Instructions for the task: The data below must be copied in full and without any change.

■ ■ ■ ■

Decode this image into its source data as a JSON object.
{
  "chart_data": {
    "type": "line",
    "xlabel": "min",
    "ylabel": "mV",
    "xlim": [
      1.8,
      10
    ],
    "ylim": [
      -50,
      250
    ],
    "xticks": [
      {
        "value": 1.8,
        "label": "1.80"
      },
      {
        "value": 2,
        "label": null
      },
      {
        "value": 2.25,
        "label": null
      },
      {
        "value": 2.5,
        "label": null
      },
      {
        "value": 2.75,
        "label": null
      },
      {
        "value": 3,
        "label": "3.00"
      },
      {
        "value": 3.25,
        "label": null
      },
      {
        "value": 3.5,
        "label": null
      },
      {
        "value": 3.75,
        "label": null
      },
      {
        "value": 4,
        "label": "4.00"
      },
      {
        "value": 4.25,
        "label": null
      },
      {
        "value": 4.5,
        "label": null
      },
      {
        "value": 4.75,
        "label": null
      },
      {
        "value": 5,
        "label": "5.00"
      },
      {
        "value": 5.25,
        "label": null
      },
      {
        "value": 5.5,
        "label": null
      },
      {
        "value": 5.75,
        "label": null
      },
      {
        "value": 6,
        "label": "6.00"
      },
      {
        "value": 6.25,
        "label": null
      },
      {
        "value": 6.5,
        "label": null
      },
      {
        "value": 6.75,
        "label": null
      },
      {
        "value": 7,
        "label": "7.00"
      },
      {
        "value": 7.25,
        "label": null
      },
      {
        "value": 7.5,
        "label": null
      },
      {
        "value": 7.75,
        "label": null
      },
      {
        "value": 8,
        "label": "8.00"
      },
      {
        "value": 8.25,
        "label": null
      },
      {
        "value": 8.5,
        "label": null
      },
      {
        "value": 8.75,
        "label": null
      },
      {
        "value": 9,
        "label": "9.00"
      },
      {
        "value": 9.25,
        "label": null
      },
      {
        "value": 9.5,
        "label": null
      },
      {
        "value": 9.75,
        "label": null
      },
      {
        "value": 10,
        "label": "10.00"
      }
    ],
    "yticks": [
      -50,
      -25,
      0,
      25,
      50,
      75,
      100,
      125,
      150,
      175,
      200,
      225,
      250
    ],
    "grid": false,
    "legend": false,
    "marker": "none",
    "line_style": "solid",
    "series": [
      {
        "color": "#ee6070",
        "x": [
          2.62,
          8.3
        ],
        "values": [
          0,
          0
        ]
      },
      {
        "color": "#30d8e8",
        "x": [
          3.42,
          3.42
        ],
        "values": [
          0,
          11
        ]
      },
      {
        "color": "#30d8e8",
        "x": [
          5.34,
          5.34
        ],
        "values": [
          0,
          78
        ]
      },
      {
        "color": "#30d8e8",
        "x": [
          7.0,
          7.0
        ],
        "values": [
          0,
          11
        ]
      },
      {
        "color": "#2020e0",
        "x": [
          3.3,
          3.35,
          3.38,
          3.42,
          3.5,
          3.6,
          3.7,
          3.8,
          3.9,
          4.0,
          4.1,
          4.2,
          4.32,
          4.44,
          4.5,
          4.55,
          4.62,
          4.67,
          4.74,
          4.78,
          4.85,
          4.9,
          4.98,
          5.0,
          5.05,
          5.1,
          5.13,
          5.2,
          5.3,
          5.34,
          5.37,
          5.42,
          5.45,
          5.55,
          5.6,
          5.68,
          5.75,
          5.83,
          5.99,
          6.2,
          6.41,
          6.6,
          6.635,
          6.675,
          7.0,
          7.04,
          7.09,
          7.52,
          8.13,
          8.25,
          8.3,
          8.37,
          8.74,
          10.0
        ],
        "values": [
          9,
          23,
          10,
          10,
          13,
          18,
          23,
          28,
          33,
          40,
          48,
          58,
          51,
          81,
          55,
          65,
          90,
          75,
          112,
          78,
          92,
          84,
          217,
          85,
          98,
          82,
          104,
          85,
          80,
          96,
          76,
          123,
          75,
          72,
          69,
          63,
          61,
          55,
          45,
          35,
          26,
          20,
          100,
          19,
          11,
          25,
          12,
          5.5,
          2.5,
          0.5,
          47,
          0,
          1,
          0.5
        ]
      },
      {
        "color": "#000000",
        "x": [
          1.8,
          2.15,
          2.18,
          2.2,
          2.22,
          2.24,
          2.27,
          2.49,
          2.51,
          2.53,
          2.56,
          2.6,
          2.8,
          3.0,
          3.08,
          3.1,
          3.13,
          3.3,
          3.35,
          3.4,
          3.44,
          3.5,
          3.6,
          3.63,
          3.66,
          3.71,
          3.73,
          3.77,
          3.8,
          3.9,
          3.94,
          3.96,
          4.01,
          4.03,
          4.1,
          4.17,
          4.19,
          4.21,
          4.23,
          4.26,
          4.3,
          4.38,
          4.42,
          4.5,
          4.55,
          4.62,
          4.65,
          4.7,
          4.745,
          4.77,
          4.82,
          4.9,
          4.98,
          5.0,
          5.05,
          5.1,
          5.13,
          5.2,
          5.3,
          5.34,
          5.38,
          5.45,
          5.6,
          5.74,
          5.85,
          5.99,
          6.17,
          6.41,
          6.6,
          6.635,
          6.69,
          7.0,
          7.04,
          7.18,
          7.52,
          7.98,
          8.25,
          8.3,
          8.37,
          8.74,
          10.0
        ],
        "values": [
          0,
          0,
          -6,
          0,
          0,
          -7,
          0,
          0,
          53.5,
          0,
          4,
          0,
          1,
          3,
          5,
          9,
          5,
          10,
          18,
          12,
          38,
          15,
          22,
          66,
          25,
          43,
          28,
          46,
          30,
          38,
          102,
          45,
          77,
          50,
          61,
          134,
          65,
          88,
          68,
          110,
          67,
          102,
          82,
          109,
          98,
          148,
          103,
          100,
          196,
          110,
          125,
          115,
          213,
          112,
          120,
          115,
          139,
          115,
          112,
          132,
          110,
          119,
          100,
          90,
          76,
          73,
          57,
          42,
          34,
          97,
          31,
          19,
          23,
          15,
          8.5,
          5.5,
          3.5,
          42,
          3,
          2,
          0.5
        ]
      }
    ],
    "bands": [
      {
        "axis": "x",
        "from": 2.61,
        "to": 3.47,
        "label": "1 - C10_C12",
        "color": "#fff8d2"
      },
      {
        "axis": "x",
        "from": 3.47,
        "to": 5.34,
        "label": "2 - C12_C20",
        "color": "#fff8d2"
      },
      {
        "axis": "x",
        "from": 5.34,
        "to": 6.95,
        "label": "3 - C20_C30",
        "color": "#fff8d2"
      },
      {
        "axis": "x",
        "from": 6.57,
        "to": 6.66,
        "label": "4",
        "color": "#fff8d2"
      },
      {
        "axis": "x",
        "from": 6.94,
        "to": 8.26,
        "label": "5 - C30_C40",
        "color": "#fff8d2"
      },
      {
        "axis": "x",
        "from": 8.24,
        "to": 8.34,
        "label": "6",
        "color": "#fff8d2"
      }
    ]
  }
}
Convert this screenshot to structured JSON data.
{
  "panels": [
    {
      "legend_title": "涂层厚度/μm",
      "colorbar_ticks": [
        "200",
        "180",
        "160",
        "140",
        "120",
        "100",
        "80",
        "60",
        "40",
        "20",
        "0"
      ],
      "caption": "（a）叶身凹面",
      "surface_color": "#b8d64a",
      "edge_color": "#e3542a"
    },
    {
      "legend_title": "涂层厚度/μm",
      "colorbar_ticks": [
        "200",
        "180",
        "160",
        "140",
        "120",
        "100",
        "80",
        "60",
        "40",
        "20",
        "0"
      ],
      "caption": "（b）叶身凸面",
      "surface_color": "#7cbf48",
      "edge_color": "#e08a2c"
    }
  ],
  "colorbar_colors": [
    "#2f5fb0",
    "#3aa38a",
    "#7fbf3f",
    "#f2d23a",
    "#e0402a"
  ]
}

■ ■ ■ ■

Written reply:
Decode this image into its source data as a JSON object.
{
  "chart_data": {
    "type": "line",
    "xlabel": "min",
    "ylabel": "mV",
    "xlim": [
      1.8,
      10
    ],
    "ylim": [
      -50,
      250
    ],
    "xticks": [
      {
        "value": 1.8,
        "label": "1.80"
      },
      {
        "value": 2,
        "label": null
      },
      {
        "value": 2.25,
        "label": null
      },
      {
        "value": 2.5,
        "label": null
      },
      {
        "value": 2.75,
        "label": null
      },
      {
        "value": 3,
        "label": "3.00"
      },
      {
        "value": 3.25,
        "label": null
      },
      {
        "value": 3.5,
        "label": null
      },
      {
        "value": 3.75,
        "label": null
      },
      {
        "value": 4,
        "label": "4.00"
      },
      {
        "value": 4.25,
        "label": null
      },
      {
        "value": 4.5,
        "label": null
      },
      {
        "value": 4.75,
        "label": null
      },
      {
        "value": 5,
        "label": "5.00"
      },
      {
        "value": 5.25,
        "label": null
      },
      {
        "value": 5.5,
        "label": null
      },
      {
        "value": 5.75,
        "label": null
      },
      {
        "value": 6,
        "label": "6.00"
      },
      {
        "value": 6.25,
        "label": null
      },
      {
        "value": 6.5,
        "label": null
      },
      {
        "value": 6.75,
        "label": null
      },
      {
        "value": 7,
        "label": "7.00"
      },
      {
        "value": 7.25,
        "label": null
      },
      {
        "value": 7.5,
        "label": null
      },
      {
        "value": 7.75,
        "label": null
      },
      {
        "value": 8,
        "label": "8.00"
      },
      {
        "value": 8.25,
        "label": null
      },
      {
        "value": 8.5,
        "label": null
      },
      {
        "value": 8.75,
        "label": null
      },
      {
        "value": 9,
        "label": "9.00"
      },
      {
        "value": 9.25,
        "label": null
      },
      {
        "value": 9.5,
        "label": null
      },
      {
        "value": 9.75,
        "label": null
      },
      {
        "value": 10,
        "label": "10.00"
      }
    ],
    "yticks": [
      -50,
      -25,
      0,
      25,
      50,
      75,
      100,
      125,
      150,
      175,
      200,
      225,
      250
    ],
    "grid": false,
    "legend": false,
    "marker": "none",
    "line_style": "solid",
    "series": [
      {
        "color": "#ee6070",
        "x": [
          2.62,
          8.3
        ],
        "values": [
          0,
          0
        ]
      },
      {
        "color": "#30d8e8",
        "x": [
          3.42,
          3.42
        ],
        "values": [
          0,
          11
        ]
      },
      {
        "color": "#30d8e8",
        "x": [
          5.34,
          5.34
        ],
        "values": [
          0,
          78
        ]
      },
      {
        "color": "#30d8e8",
        "x": [
          7.0,
          7.0
        ],
        "values": [
          0,
          11
        ]
      },
      {
        "color": "#2020e0",
        "x": [
          3.3,
          3.35,
          3.38,
          3.42,
          3.5,
          3.6,
          3.7,
          3.8,
          3.9,
          4.0,
          4.1,
          4.2,
          4.32,
          4.44,
          4.5,
          4.55,
          4.62,
          4.67,
          4.74,
          4.78,
          4.85,
          4.9,
          4.98,
          5.0,
          5.05,
          5.1,
          5.13,
          5.2,
          5.3,
          5.34,
          5.37,
          5.42,
          5.45,
          5.55,
          5.6,
          5.68,
          5.75,
          5.83,
          5.99,
          6.2,
          6.41,
          6.6,
          6.635,
          6.675,
          7.0,
          7.04,
          7.09,
          7.52,
          8.13,
          8.25,
          8.3,
          8.37,
          8.74,
          10.0
        ],
        "values": [
          9,
          23,
          10,
          10,
          13,
          18,
          23,
          28,
          33,
          40,
          48,
          58,
          51,
          81,
          55,
          65,
          90,
          75,
          112,
          78,
          92,
          84,
          217,
          85,
          98,
          82,
          104,
          85,
          80,
          96,
          76,
          123,
          75,
          72,
          69,
          63,
          61,
          55,
          45,
          35,
          26,
          20,
          100,
          19,
          11,
          25,
          12,
          5.5,
          2.5,
          0.5,
          47,
          0,
          1,
          0.5
        ]
      },
      {
        "color": "#000000",
        "x": [
          1.8,
          2.15,
          2.18,
          2.2,
          2.22,
          2.24,
          2.27,
          2.49,
          2.51,
          2.53,
          2.56,
          2.6,
          2.8,
          3.0,
          3.08,
          3.1,
          3.13,
          3.3,
          3.35,
          3.4,
          3.44,
          3.5,
          3.6,
          3.63,
          3.66,
          3.71,
          3.73,
          3.77,
          3.8,
          3.9,
          3.94,
          3.96,
          4.01,
          4.03,
          4.1,
          4.17,
          4.19,
          4.21,
          4.23,
          4.26,
          4.3,
          4.38,
          4.42,
          4.5,
          4.55,
          4.62,
          4.65,
          4.7,
          4.745,
          4.77,
          4.82,
          4.9,
          4.98,
          5.0,
          5.05,
          5.1,
          5.13,
          5.2,
          5.3,
          5.34,
          5.38,
          5.45,
          5.6,
          5.74,
          5.85,
          5.99,
          6.17,
          6.41,
          6.6,
          6.635,
          6.69,
          7.0,
          7.04,
          7.18,
          7.52,
          7.98,
          8.25,
          8.3,
          8.37,
          8.74,
          10.0
        ],
        "values": [
          0,
          0,
          -6,
          0,
          0,
          -7,
          0,
          0,
          53.5,
          0,
          4,
          0,
          1,
          3,
          5,
          9,
          5,
          10,
          18,
          12,
          38,
          15,
          22,
          66,
          25,
          43,
          28,
          46,
          30,
          38,
          102,
          45,
          77,
          50,
          61,
          134,
          65,
          88,
          68,
          110,
          67,
          102,
          82,
          109,
          98,
          148,
          103,
          100,
          196,
          110,
          125,
          115,
          213,
          112,
          120,
          115,
          139,
          115,
          112,
          132,
          110,
          119,
          100,
          90,
          76,
          73,
          57,
          42,
          34,
          97,
          31,
          19,
          23,
          15,
          8.5,
          5.5,
          3.5,
          42,
          3,
          2,
          0.5
        ]
      }
    ],
    "bands": [
      {
        "axis": "x",
        "from": 2.61,
        "to": 3.47,
        "label": "1 - C10_C12",
        "color": "#fff8d2"
      },
      {
        "axis": "x",
        "from": 3.47,
        "to": 5.34,
        "label": "2 - C12_C20",
        "color": "#fff8d2"
      },
      {
        "axis": "x",
        "from": 5.34,
        "to": 6.95,
        "label": "3 - C20_C30",
        "color": "#fff8d2"
      },
      {
        "axis": "x",
        "from": 6.57,
        "to": 6.66,
        "label": "4",
        "color": "#fff8d2"
      },
      {
        "axis": "x",
        "from": 6.94,
        "to": 8.26,
        "label": "5 - C30_C40",
        "color": "#fff8d2"
      },
      {
        "axis": "x",
        "from": 8.24,
        "to": 8.34,
        "label": "6",
        "color": "#fff8d2"
      }
    ]
  }
}
Convert this screenshot to structured JSON data.
{
  "panels": [
    {
      "legend_title": "涂层厚度/μm",
      "colorbar_ticks": [
        "200",
        "180",
        "160",
        "140",
        "120",
        "100",
        "80",
        "60",
        "40",
        "20",
        "0"
      ],
      "caption": "（a）叶身凹面",
      "surface_color": "#b8d64a",
      "edge_color": "#e3542a"
    },
    {
      "legend_title": "涂层厚度/μm",
      "colorbar_ticks": [
        "200",
        "180",
        "160",
        "140",
        "120",
        "100",
        "80",
        "60",
        "40",
        "20",
        "0"
      ],
      "caption": "（b）叶身凸面",
      "surface_color": "#7cbf48",
      "edge_color": "#e08a2c"
    }
  ],
  "colorbar_colors": [
    "#2f5fb0",
    "#3aa38a",
    "#7fbf3f",
    "#f2d23a",
    "#e0402a"
  ]
}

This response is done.